▶ **Exercise aim**: Write out the material again exactly, please, and omit the pictures.

▶ **Extracted entries**:
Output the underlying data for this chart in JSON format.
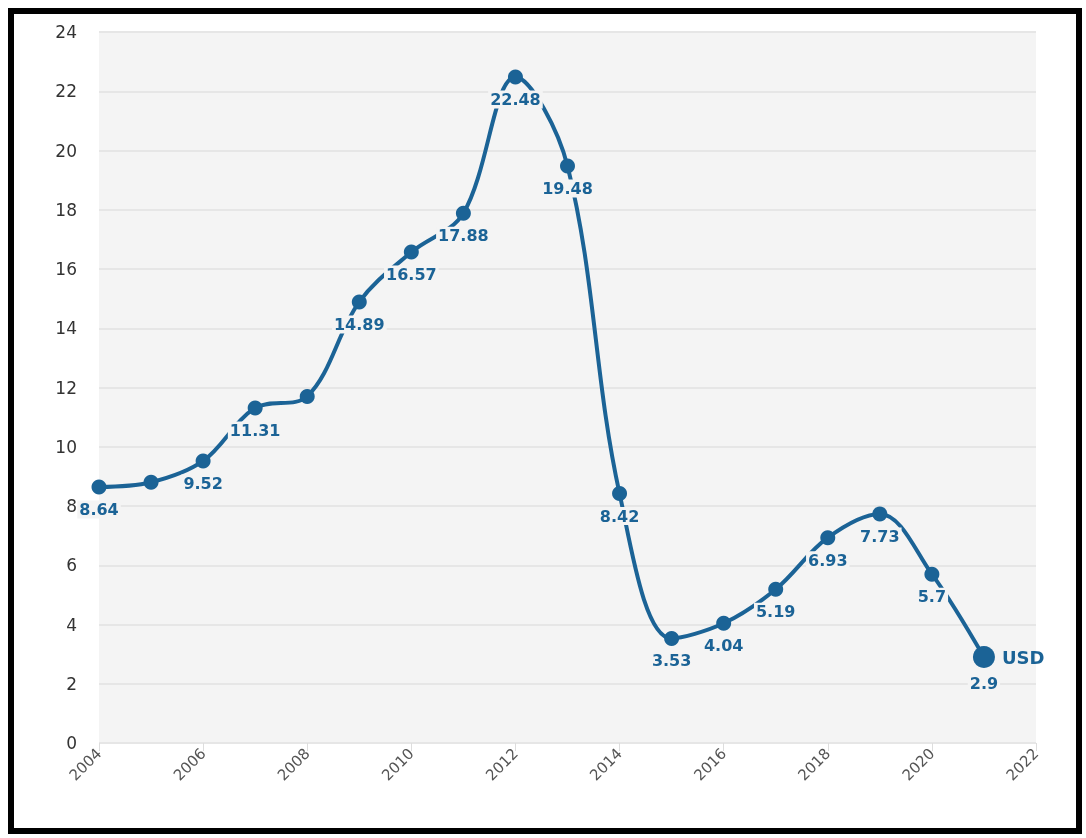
{
  "chart_data": {
    "type": "line",
    "x": [
      2004,
      2005,
      2006,
      2007,
      2008,
      2009,
      2010,
      2011,
      2012,
      2013,
      2014,
      2015,
      2016,
      2017,
      2018,
      2019,
      2020,
      2021
    ],
    "series": [
      {
        "name": "USD",
        "color": "#1b6396",
        "values": [
          8.64,
          8.8,
          9.52,
          11.31,
          11.7,
          14.89,
          16.57,
          17.88,
          22.48,
          19.48,
          8.42,
          3.53,
          4.04,
          5.19,
          6.93,
          7.73,
          5.7,
          2.9
        ],
        "value_labels": [
          "8.64",
          null,
          "9.52",
          "11.31",
          null,
          "14.89",
          "16.57",
          "17.88",
          "22.48",
          "19.48",
          "8.42",
          "3.53",
          "4.04",
          "5.19",
          "6.93",
          "7.73",
          "5.7",
          "2.9"
        ]
      }
    ],
    "xlim": [
      2004,
      2022
    ],
    "xticks": [
      2004,
      2006,
      2008,
      2010,
      2012,
      2014,
      2016,
      2018,
      2020,
      2022
    ],
    "ylim": [
      0,
      24
    ],
    "yticks": [
      0,
      2,
      4,
      6,
      8,
      10,
      12,
      14,
      16,
      18,
      20,
      22,
      24
    ],
    "grid": "y",
    "marker": "circle",
    "line_style": "solid",
    "legend": false
  }
}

▶ **Solution to this exercise**:
Output the underlying data for this chart in JSON format.
{
  "chart_data": {
    "type": "line",
    "x": [
      2004,
      2005,
      2006,
      2007,
      2008,
      2009,
      2010,
      2011,
      2012,
      2013,
      2014,
      2015,
      2016,
      2017,
      2018,
      2019,
      2020,
      2021
    ],
    "series": [
      {
        "name": "USD",
        "color": "#1b6396",
        "values": [
          8.64,
          8.8,
          9.52,
          11.31,
          11.7,
          14.89,
          16.57,
          17.88,
          22.48,
          19.48,
          8.42,
          3.53,
          4.04,
          5.19,
          6.93,
          7.73,
          5.7,
          2.9
        ],
        "value_labels": [
          "8.64",
          null,
          "9.52",
          "11.31",
          null,
          "14.89",
          "16.57",
          "17.88",
          "22.48",
          "19.48",
          "8.42",
          "3.53",
          "4.04",
          "5.19",
          "6.93",
          "7.73",
          "5.7",
          "2.9"
        ]
      }
    ],
    "xlim": [
      2004,
      2022
    ],
    "xticks": [
      2004,
      2006,
      2008,
      2010,
      2012,
      2014,
      2016,
      2018,
      2020,
      2022
    ],
    "ylim": [
      0,
      24
    ],
    "yticks": [
      0,
      2,
      4,
      6,
      8,
      10,
      12,
      14,
      16,
      18,
      20,
      22,
      24
    ],
    "grid": "y",
    "marker": "circle",
    "line_style": "solid",
    "legend": false
  }
}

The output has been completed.